_Set exercise_. Locate each line in the records containing "CrossList". Copy it.

(Collected data entries)
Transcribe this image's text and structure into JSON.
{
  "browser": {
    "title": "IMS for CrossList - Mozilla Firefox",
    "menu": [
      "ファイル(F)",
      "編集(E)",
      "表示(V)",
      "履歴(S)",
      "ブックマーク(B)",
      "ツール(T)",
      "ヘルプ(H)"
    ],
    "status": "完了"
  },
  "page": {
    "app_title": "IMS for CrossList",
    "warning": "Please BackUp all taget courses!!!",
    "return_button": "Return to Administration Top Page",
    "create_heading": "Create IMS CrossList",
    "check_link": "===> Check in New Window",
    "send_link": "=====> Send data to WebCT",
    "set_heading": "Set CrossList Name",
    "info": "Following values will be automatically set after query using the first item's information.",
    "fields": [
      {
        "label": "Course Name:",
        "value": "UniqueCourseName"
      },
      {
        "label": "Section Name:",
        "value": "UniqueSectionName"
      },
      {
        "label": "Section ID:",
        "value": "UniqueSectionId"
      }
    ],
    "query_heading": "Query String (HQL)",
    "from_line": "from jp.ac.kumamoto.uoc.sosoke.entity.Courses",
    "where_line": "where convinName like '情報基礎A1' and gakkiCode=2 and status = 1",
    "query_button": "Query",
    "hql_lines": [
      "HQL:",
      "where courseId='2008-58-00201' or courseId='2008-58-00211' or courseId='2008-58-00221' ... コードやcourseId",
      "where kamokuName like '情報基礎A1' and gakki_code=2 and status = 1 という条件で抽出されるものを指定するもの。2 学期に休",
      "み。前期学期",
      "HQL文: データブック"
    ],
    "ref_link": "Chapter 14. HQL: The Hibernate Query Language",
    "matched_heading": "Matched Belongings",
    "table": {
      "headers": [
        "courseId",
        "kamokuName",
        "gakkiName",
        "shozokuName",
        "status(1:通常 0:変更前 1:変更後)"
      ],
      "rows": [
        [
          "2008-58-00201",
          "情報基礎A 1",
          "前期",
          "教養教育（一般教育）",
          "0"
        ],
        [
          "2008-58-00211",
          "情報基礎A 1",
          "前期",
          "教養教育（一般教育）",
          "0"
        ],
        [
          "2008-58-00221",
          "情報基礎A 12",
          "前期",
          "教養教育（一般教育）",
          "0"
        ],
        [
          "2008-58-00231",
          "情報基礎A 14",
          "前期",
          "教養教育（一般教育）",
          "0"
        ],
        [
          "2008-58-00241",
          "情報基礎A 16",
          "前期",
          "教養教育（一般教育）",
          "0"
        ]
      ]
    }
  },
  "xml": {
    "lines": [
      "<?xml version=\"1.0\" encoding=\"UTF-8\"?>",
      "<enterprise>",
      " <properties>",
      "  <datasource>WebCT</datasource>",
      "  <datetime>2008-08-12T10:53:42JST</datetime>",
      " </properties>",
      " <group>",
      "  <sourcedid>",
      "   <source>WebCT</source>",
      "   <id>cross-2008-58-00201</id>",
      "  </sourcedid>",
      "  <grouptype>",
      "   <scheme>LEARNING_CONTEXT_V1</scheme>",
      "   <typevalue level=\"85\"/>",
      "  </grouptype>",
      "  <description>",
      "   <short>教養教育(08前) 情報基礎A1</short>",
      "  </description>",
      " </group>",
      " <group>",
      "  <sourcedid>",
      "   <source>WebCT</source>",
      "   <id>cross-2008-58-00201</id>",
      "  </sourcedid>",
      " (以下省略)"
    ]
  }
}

_Solution for this problem_.
    "title": "IMS for CrossList - Mozilla Firefox",
    "app_title": "IMS for CrossList",
    "create_heading": "Create IMS CrossList",
    "set_heading": "Set CrossList Name",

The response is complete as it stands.